* _RECORD EXCERPTS_
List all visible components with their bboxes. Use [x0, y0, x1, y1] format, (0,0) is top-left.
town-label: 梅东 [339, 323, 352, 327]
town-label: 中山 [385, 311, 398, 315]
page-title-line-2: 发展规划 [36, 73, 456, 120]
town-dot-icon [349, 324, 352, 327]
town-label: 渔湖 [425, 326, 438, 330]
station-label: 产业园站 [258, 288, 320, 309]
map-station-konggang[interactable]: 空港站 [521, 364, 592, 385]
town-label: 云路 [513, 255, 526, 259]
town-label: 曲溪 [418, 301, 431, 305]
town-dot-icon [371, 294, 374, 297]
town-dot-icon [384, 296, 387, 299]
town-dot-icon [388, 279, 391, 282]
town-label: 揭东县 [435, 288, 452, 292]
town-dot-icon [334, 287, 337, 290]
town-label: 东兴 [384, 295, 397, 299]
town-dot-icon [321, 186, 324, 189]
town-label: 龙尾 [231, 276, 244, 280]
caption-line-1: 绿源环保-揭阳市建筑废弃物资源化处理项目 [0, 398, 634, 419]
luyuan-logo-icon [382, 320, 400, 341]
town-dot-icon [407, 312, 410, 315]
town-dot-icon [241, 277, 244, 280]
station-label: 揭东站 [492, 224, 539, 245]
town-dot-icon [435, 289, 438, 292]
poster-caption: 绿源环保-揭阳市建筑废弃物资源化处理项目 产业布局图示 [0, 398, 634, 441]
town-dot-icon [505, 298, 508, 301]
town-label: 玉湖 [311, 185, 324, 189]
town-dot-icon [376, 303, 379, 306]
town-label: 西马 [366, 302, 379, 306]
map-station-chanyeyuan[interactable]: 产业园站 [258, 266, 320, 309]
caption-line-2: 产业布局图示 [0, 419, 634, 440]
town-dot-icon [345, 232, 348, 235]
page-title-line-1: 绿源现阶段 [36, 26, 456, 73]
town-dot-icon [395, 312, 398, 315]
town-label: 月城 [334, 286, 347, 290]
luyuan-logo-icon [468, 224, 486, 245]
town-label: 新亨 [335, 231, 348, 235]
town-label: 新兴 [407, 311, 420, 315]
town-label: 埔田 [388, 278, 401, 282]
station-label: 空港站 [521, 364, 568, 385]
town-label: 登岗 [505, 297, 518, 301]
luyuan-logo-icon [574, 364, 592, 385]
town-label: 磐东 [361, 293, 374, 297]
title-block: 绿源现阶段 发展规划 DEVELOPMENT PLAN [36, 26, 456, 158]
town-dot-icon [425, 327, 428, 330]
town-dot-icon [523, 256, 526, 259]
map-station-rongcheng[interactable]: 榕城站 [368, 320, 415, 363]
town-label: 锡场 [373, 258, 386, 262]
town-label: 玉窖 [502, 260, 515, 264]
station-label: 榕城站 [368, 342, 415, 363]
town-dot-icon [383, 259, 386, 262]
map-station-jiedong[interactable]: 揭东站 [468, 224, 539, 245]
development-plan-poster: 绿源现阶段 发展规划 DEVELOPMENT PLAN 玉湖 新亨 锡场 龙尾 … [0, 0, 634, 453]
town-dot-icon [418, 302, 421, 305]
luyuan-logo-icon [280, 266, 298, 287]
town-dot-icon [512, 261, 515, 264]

* _WHAT TO WORK ON_
Write out the rows above as a JSON list of strings, with one string per line and no blank lines.

* _EXERCISE RESPONSE_
[
  "List all visible components with their bboxes. Use [x0, y0, x1, y1] format, (0,0) is top-left.",
  "town-label: 梅东 [339, 323, 352, 327]",
  "town-label: 中山 [385, 311, 398, 315]",
  "page-title-line-2: 发展规划 [36, 73, 456, 120]",
  "town-dot-icon [349, 324, 352, 327]",
  "town-label: 渔湖 [425, 326, 438, 330]",
  "station-label: 产业园站 [258, 288, 320, 309]",
  "map-station-konggang[interactable]: 空港站 [521, 364, 592, 385]",
  "town-label: 云路 [513, 255, 526, 259]",
  "town-label: 曲溪 [418, 301, 431, 305]",
  "town-dot-icon [371, 294, 374, 297]",
  "town-dot-icon [384, 296, 387, 299]",
  "town-dot-icon [388, 279, 391, 282]",
  "town-label: 揭东县 [435, 288, 452, 292]",
  "town-dot-icon [334, 287, 337, 290]",
  "town-label: 东兴 [384, 295, 397, 299]",
  "town-dot-icon [321, 186, 324, 189]",
  "town-label: 龙尾 [231, 276, 244, 280]",
  "caption-line-1: 绿源环保-揭阳市建筑废弃物资源化处理项目 [0, 398, 634, 419]",
  "luyuan-logo-icon [382, 320, 400, 341]",
  "town-dot-icon [407, 312, 410, 315]",
  "town-dot-icon [241, 277, 244, 280]",
  "station-label: 揭东站 [492, 224, 539, 245]",
  "town-dot-icon [435, 289, 438, 292]",
  "poster-caption: 绿源环保-揭阳市建筑废弃物资源化处理项目 产业布局图示 [0, 398, 634, 441]",
  "town-dot-icon [505, 298, 508, 301]",
  "town-label: 玉湖 [311, 185, 324, 189]",
  "town-dot-icon [376, 303, 379, 306]",
  "town-label: 西马 [366, 302, 379, 306]",
  "map-station-chanyeyuan[interactable]: 产业园站 [258, 266, 320, 309]",
  "caption-line-2: 产业布局图示 [0, 419, 634, 440]",
  "town-dot-icon [345, 232, 348, 235]",
  "page-title-line-1: 绿源现阶段 [36, 26, 456, 73]",
  "town-dot-icon [395, 312, 398, 315]",
  "town-label: 月城 [334, 286, 347, 290]",
  "luyuan-logo-icon [468, 224, 486, 245]",
  "town-label: 新亨 [335, 231, 348, 235]",
  "town-label: 新兴 [407, 311, 420, 315]",
  "town-label: 埔田 [388, 278, 401, 282]",
  "station-label: 空港站 [521, 364, 568, 385]",
  "town-label: 登岗 [505, 297, 518, 301]",
  "luyuan-logo-icon [574, 364, 592, 385]",
  "town-label: 磐东 [361, 293, 374, 297]",
  "title-block: 绿源现阶段 发展规划 DEVELOPMENT PLAN [36, 26, 456, 158]",
  "town-dot-icon [425, 327, 428, 330]",
  "town-dot-icon [523, 256, 526, 259]",
  "map-station-rongcheng[interactable]: 榕城站 [368, 320, 415, 363]",
  "town-label: 锡场 [373, 258, 386, 262]",
  "town-label: 玉窖 [502, 260, 515, 264]",
  "station-label: 榕城站 [368, 342, 415, 363]",
  "town-dot-icon [383, 259, 386, 262]",
  "map-station-jiedong[interactable]: 揭东站 [468, 224, 539, 245]",
  "development-plan-poster: 绿源现阶段 发展规划 DEVELOPMENT PLAN 玉湖 新亨 锡场 龙尾 … [0, 0, 634, 453]",
  "town-dot-icon [418, 302, 421, 305]",
  "luyuan-logo-icon [280, 266, 298, 287]",
  "town-dot-icon [512, 261, 515, 264]"
]